Task prompt: Pick out all lines with the word "宠物用兽药说明书范本" from the records that follow.

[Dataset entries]
= = = = =

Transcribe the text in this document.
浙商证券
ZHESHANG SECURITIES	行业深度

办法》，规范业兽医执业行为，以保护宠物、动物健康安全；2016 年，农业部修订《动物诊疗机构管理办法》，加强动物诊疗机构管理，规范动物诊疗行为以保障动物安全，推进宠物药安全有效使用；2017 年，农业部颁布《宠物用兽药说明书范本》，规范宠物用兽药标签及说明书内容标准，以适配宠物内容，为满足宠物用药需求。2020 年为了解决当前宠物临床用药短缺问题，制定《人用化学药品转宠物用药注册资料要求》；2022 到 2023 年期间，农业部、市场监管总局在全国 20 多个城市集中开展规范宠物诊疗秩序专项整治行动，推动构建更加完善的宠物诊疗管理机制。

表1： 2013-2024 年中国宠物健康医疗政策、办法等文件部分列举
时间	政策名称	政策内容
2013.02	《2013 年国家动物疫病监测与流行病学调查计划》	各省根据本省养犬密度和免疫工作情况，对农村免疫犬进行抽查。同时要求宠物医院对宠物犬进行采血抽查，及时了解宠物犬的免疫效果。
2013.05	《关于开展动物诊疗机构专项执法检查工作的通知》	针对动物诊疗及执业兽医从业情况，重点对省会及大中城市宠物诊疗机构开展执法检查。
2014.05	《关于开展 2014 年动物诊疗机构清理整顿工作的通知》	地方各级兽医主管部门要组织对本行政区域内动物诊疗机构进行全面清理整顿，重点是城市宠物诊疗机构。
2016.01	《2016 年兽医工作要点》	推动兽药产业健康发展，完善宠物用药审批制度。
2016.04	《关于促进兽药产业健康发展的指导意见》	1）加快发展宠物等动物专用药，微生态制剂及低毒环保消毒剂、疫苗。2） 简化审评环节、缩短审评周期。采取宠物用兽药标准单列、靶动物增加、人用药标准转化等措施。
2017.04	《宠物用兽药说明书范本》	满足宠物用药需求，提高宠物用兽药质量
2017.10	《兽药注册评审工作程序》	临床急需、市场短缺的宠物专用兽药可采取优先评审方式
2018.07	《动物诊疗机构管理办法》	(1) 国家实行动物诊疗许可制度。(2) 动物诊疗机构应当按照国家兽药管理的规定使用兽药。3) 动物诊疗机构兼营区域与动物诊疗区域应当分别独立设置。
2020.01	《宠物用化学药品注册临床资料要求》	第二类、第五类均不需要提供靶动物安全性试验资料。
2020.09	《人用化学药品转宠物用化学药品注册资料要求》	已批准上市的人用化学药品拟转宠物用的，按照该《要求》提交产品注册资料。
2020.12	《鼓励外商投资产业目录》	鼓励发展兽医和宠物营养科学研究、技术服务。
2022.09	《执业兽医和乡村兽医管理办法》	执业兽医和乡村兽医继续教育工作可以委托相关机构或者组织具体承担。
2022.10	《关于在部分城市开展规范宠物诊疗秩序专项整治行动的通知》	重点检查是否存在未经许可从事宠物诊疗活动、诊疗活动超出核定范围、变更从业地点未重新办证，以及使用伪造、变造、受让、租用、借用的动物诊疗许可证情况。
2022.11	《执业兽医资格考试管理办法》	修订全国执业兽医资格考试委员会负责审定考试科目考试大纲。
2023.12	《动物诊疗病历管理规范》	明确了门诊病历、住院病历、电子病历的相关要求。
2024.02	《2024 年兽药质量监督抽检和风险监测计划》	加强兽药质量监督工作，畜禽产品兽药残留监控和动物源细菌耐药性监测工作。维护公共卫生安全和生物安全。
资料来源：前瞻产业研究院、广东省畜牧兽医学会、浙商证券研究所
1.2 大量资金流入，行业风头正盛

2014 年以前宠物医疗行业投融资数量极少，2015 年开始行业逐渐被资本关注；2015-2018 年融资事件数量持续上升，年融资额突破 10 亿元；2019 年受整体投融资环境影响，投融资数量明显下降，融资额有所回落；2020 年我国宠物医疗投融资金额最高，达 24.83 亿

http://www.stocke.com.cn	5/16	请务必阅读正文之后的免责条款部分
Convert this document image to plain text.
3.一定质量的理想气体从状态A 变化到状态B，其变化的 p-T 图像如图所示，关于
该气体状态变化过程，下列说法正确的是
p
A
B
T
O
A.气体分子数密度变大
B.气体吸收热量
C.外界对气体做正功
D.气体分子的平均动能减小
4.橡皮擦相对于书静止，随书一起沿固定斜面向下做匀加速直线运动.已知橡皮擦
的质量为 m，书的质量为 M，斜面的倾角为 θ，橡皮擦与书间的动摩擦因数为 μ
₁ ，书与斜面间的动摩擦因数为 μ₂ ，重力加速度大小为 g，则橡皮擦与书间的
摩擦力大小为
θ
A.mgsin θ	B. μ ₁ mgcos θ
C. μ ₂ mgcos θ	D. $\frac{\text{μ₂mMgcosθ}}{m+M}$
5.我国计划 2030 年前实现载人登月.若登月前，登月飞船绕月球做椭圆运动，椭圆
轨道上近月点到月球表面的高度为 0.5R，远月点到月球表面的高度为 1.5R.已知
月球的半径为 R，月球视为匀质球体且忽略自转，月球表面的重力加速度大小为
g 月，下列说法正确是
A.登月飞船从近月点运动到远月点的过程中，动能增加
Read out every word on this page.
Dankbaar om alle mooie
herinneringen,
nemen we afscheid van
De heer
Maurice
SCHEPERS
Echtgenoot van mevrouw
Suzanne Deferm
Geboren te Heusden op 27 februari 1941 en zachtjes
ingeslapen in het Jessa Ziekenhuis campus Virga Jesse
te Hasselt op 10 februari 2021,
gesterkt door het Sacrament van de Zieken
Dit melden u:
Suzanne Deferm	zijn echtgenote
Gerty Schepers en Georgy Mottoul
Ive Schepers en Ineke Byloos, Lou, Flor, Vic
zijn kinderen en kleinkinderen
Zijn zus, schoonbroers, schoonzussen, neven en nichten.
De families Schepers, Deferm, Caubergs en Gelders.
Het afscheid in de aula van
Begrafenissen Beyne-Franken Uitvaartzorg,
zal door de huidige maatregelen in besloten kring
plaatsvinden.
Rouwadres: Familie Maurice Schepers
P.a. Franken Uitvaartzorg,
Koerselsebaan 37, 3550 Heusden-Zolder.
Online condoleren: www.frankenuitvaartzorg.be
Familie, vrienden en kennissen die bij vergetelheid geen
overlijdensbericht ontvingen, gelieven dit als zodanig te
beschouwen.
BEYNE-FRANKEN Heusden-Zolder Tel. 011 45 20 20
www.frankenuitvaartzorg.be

= = = = =

Exercise result:
办法》，规范业兽医执业行为，以保护宠物、动物健康安全；2016 年，农业部修订《动物诊疗机构管理办法》，加强动物诊疗机构管理，规范动物诊疗行为以保障动物安全，推进宠物药安全有效使用；2017 年，农业部颁布《宠物用兽药说明书范本》，规范宠物用兽药标签及说明书内容标准，以适配宠物内容，为满足宠物用药需求。2020 年为了解决当前宠物临床用药短缺问题，制定《人用化学药品转宠物用药注册资料要求》；2022 到 2023 年期间，农业部、市场监管总局在全国 20 多个城市集中开展规范宠物诊疗秩序专项整治行动，推动构建更加完善的宠物诊疗管理机制。
2017.04	《宠物用兽药说明书范本》	满足宠物用药需求，提高宠物用兽药质量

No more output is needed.